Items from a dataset
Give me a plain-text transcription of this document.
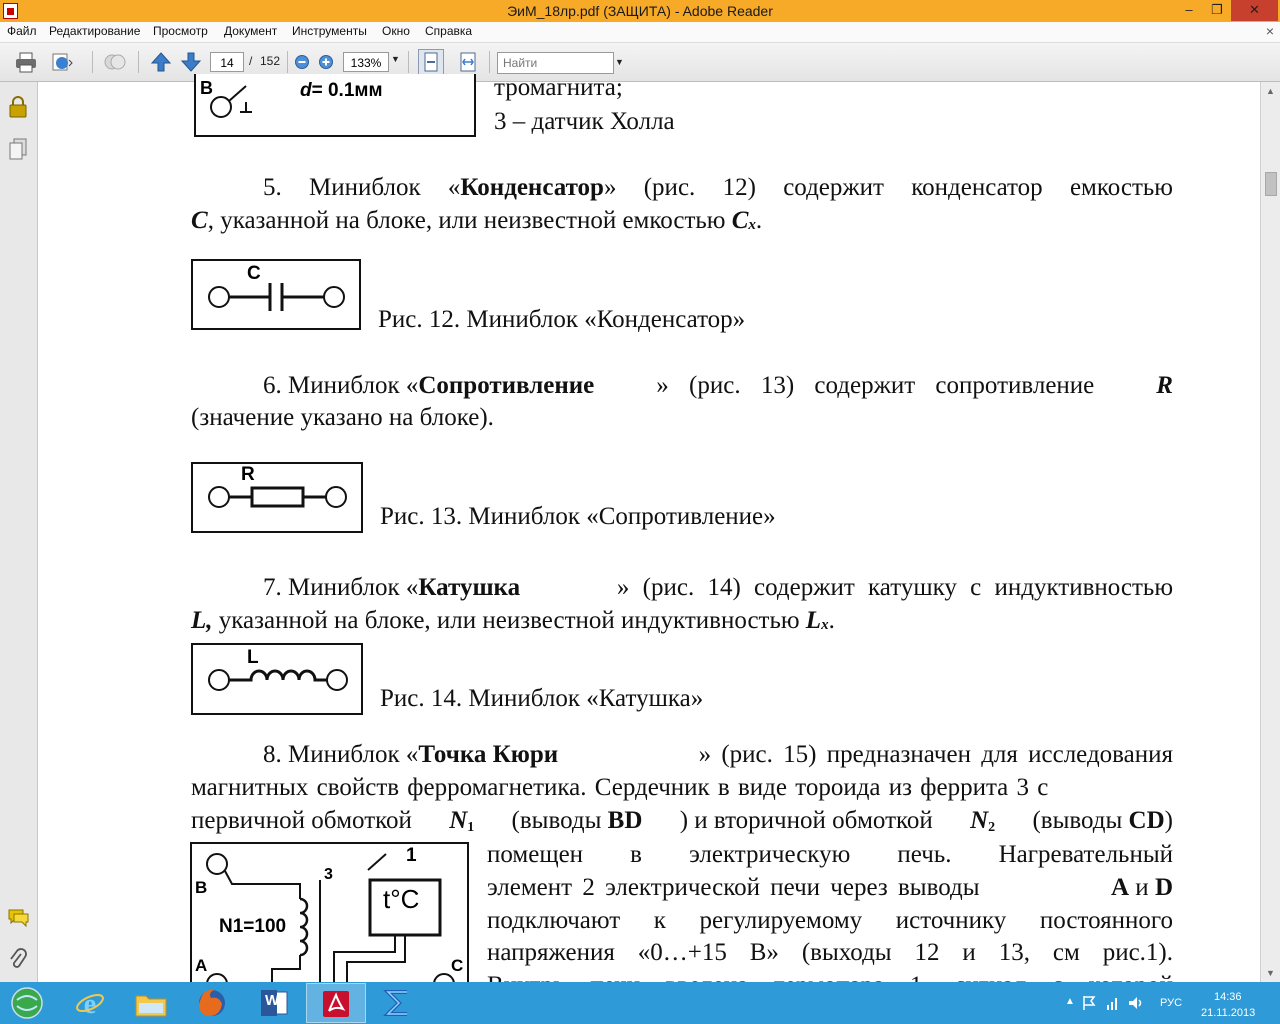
ЭиМ_18лр.pdf (ЗАЩИТА) - Adobe Reader	–	❐	✕
Файл Редактирование Просмотр Документ Инструменты Окно Справка	×
14	/ 152	133%	▼	Найти	▼
B	d= 0.1мм	тромагнита;
3 – датчик Холла
5. Миниблок «Конденсатор» (рис. 12) содержит конденсатор емкостью
C, указанной на блоке, или неизвестной емкостью Cx.
C
Рис. 12. Миниблок «Конденсатор»
6. Миниблок «Сопротивление » (рис. 13) содержит сопротивление R
(значение указано на блоке).
R
Рис. 13. Миниблок «Сопротивление»
7. Миниблок «Катушка	» (рис. 14) содержит катушку с индуктивностью
L, указанной на блоке, или неизвестной индуктивностью Lx.
L
Рис. 14. Миниблок «Катушка»
8. Миниблок «Точка Кюри	» (рис. 15) предназначен для исследования
магнитных свойств ферромагнетика. Сердечник в виде тороида из феррита 3 с
первичной обмоткой N1 (выводы BD ) и вторичной обмоткой N2 (выводы CD)
помещен в электрическую печь. Нагревательный
элемент 2 электрической печи через выводы	A и D
подключают к регулируемому источнику постоянного
напряжения «0…+15 В» (выходы 12 и 13, см рис.1).
B
N1=100
3
1
t°C
A	C
▲
▼
e	W	▲	РУС	14:36
21.11.2013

▶ Aim
Give only the number of lines in the data that include the string "содержит".

▶ Solution to this task
3